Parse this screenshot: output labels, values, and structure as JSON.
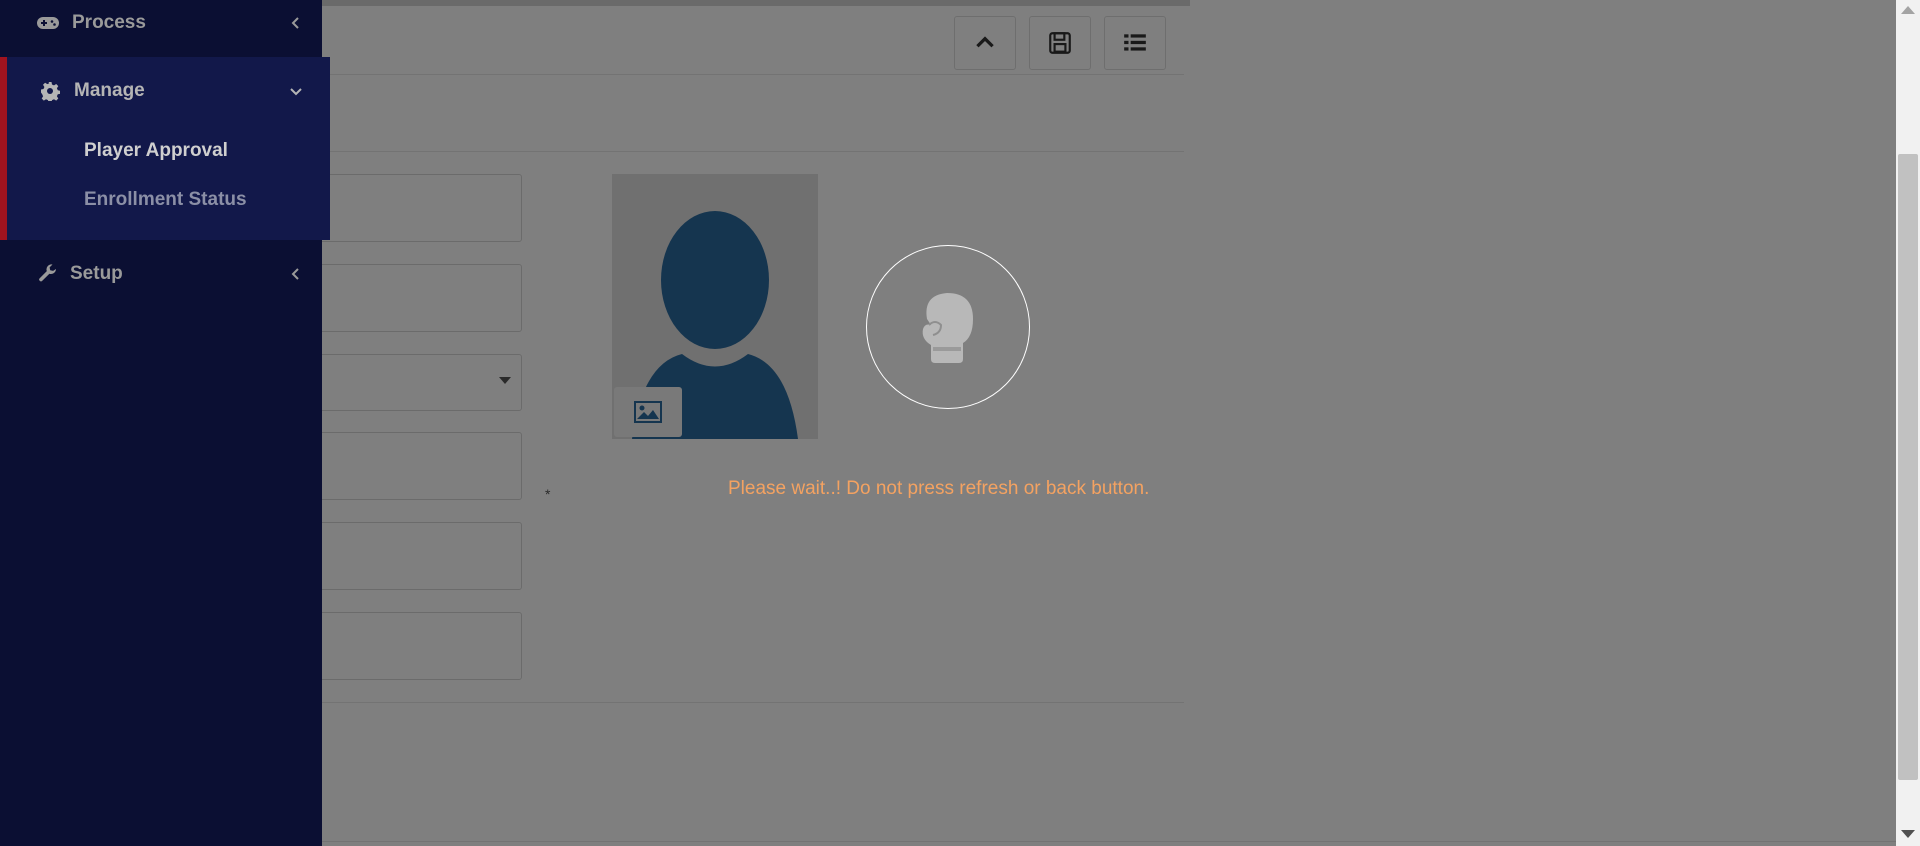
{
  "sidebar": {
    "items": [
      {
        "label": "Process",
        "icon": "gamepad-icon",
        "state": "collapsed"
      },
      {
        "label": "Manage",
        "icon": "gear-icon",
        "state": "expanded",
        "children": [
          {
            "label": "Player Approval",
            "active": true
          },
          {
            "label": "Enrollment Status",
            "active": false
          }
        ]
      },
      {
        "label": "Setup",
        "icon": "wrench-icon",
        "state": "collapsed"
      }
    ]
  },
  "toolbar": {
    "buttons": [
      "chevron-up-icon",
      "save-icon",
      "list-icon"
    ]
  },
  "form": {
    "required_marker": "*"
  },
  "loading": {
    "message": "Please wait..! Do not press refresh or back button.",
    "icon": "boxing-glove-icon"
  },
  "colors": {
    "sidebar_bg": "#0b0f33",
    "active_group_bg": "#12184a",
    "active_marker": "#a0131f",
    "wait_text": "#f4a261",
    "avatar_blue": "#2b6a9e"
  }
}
____
_TASK OBJECTIVE_
Pick out every line above that holds the word "icon" and copy it.

_FINISHED ANSWER_
        "icon": "gamepad-icon",
        "icon": "gear-icon",
        "icon": "wrench-icon",
      "chevron-up-icon",
      "save-icon",
      "list-icon"
    "icon": "boxing-glove-icon"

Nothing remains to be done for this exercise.